Can you reproduce every line of the records below with nothing changed?

:: PROVIDED ENTRIES

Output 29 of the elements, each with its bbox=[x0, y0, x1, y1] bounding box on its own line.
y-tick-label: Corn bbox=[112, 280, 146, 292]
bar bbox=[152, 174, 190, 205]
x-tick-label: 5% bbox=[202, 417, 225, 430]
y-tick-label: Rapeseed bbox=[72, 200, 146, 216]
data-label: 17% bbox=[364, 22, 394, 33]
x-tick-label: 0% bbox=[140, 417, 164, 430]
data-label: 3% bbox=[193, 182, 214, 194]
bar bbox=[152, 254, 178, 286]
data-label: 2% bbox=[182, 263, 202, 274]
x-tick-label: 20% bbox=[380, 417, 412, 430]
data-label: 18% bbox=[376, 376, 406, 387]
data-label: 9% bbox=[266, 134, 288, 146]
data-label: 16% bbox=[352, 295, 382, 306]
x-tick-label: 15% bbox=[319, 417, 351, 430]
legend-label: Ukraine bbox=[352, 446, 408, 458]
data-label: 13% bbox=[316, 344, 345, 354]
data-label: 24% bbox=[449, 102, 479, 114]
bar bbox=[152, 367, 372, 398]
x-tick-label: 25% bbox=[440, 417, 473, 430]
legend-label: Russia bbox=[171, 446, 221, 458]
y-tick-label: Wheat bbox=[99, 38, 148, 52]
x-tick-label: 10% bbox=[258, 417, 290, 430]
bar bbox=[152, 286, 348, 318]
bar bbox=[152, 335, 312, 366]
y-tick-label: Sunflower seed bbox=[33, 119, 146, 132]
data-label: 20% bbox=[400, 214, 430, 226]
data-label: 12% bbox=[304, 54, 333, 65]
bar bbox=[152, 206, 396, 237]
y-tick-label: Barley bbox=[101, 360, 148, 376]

::::

**EXPECTED OUTPUT**
Output 29 of the elements, each with its bbox=[x0, y0, x1, y1] bounding box on its own line.
y-tick-label: Corn bbox=[112, 280, 146, 292]
bar bbox=[152, 174, 190, 205]
x-tick-label: 5% bbox=[202, 417, 225, 430]
y-tick-label: Rapeseed bbox=[72, 200, 146, 216]
data-label: 17% bbox=[364, 22, 394, 33]
x-tick-label: 0% bbox=[140, 417, 164, 430]
data-label: 3% bbox=[193, 182, 214, 194]
bar bbox=[152, 254, 178, 286]
data-label: 2% bbox=[182, 263, 202, 274]
x-tick-label: 20% bbox=[380, 417, 412, 430]
data-label: 18% bbox=[376, 376, 406, 387]
data-label: 9% bbox=[266, 134, 288, 146]
data-label: 16% bbox=[352, 295, 382, 306]
x-tick-label: 15% bbox=[319, 417, 351, 430]
legend-label: Ukraine bbox=[352, 446, 408, 458]
data-label: 13% bbox=[316, 344, 345, 354]
data-label: 24% bbox=[449, 102, 479, 114]
bar bbox=[152, 367, 372, 398]
x-tick-label: 25% bbox=[440, 417, 473, 430]
legend-label: Russia bbox=[171, 446, 221, 458]
y-tick-label: Wheat bbox=[99, 38, 148, 52]
x-tick-label: 10% bbox=[258, 417, 290, 430]
bar bbox=[152, 286, 348, 318]
bar bbox=[152, 335, 312, 366]
y-tick-label: Sunflower seed bbox=[33, 119, 146, 132]
data-label: 20% bbox=[400, 214, 430, 226]
data-label: 12% bbox=[304, 54, 333, 65]
bar bbox=[152, 206, 396, 237]
y-tick-label: Barley bbox=[101, 360, 148, 376]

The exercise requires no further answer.